# ENTRIES PROVIDED start

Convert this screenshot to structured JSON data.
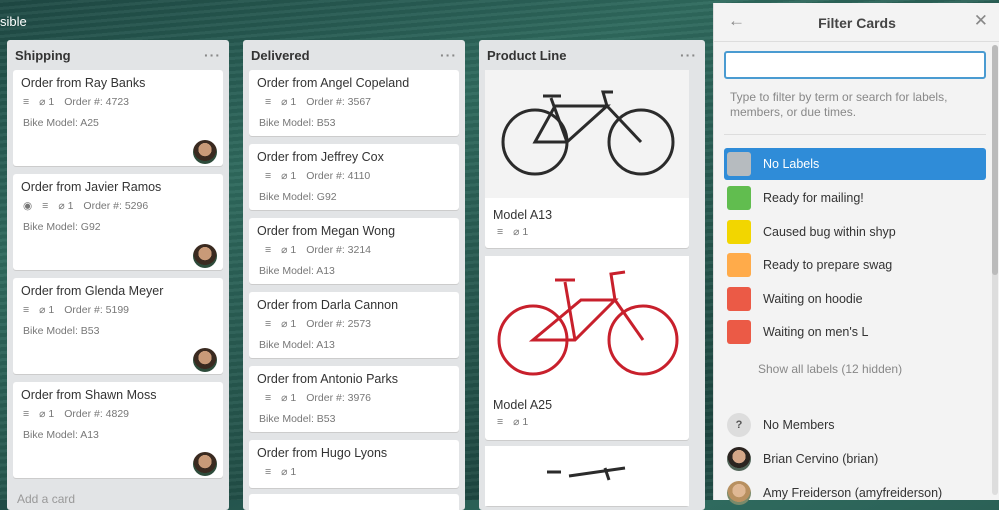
{
  "board": {
    "topbar_fragment": "sible"
  },
  "lists": [
    {
      "title": "Shipping",
      "menu": "···",
      "add_card": "Add a card",
      "cards": [
        {
          "title": "Order from Ray Banks",
          "attachments": "1",
          "order": "Order #: 4723",
          "model": "Bike Model: A25"
        },
        {
          "title": "Order from Javier Ramos",
          "attachments": "1",
          "order": "Order #: 5296",
          "model": "Bike Model: G92"
        },
        {
          "title": "Order from Glenda Meyer",
          "attachments": "1",
          "order": "Order #: 5199",
          "model": "Bike Model: B53"
        },
        {
          "title": "Order from Shawn Moss",
          "attachments": "1",
          "order": "Order #: 4829",
          "model": "Bike Model: A13"
        }
      ]
    },
    {
      "title": "Delivered",
      "menu": "···",
      "cards": [
        {
          "title": "Order from Angel Copeland",
          "attachments": "1",
          "order": "Order #: 3567",
          "model": "Bike Model: B53"
        },
        {
          "title": "Order from Jeffrey Cox",
          "attachments": "1",
          "order": "Order #: 4110",
          "model": "Bike Model: G92"
        },
        {
          "title": "Order from Megan Wong",
          "attachments": "1",
          "order": "Order #: 3214",
          "model": "Bike Model: A13"
        },
        {
          "title": "Order from Darla Cannon",
          "attachments": "1",
          "order": "Order #: 2573",
          "model": "Bike Model: A13"
        },
        {
          "title": "Order from Antonio Parks",
          "attachments": "1",
          "order": "Order #: 3976",
          "model": "Bike Model: B53"
        },
        {
          "title": "Order from Hugo Lyons",
          "attachments": "1"
        }
      ]
    },
    {
      "title": "Product Line",
      "menu": "···",
      "cards": [
        {
          "title": "Model A13",
          "attachments": "1",
          "color": "#2b2b2b"
        },
        {
          "title": "Model A25",
          "attachments": "1",
          "color": "#c8202c"
        }
      ]
    }
  ],
  "panel": {
    "title": "Filter Cards",
    "input_value": "",
    "hint": "Type to filter by term or search for labels, members, or due times.",
    "labels": [
      {
        "name": "No Labels",
        "color": "#b6bbbf",
        "active": true
      },
      {
        "name": "Ready for mailing!",
        "color": "#61bd4f"
      },
      {
        "name": "Caused bug within shyp",
        "color": "#f2d600"
      },
      {
        "name": "Ready to prepare swag",
        "color": "#ffab4a"
      },
      {
        "name": "Waiting on hoodie",
        "color": "#eb5a46"
      },
      {
        "name": "Waiting on men's L",
        "color": "#eb5a46"
      }
    ],
    "show_all": "Show all labels (12 hidden)",
    "members": [
      {
        "name": "No Members",
        "icon": "?"
      },
      {
        "name": "Brian Cervino (brian)"
      },
      {
        "name": "Amy Freiderson (amyfreiderson)"
      }
    ]
  }
}
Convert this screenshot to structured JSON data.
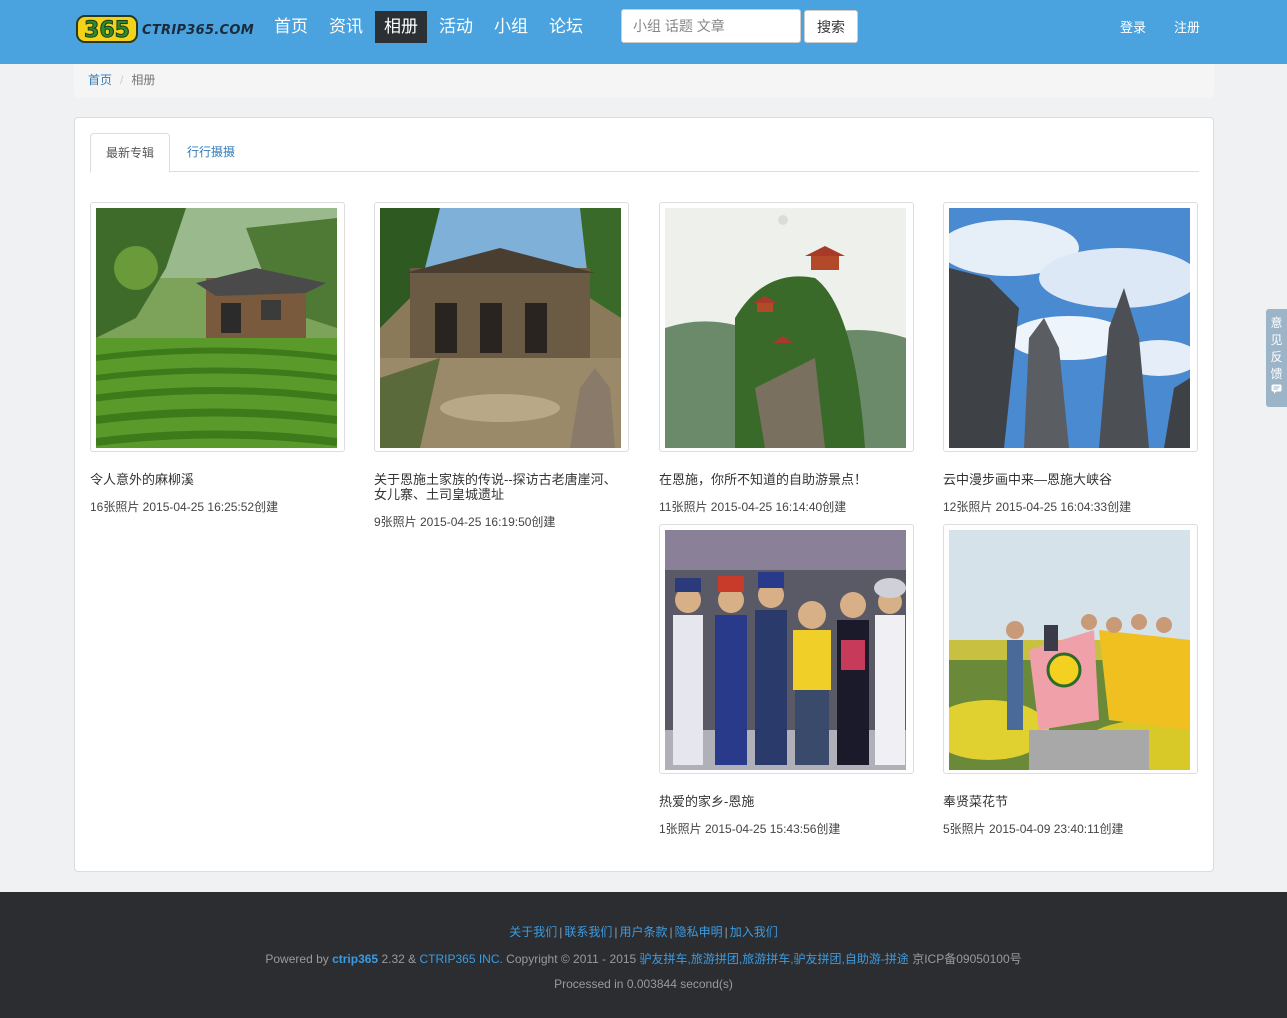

# ENTRIES PROVIDED end

* _THE REQUEST_
Select and copy every line from the records that includes the word "Ready".

* _EXERCISE RESPONSE_
        "name": "Ready for mailing!",
        "name": "Ready to prepare swag",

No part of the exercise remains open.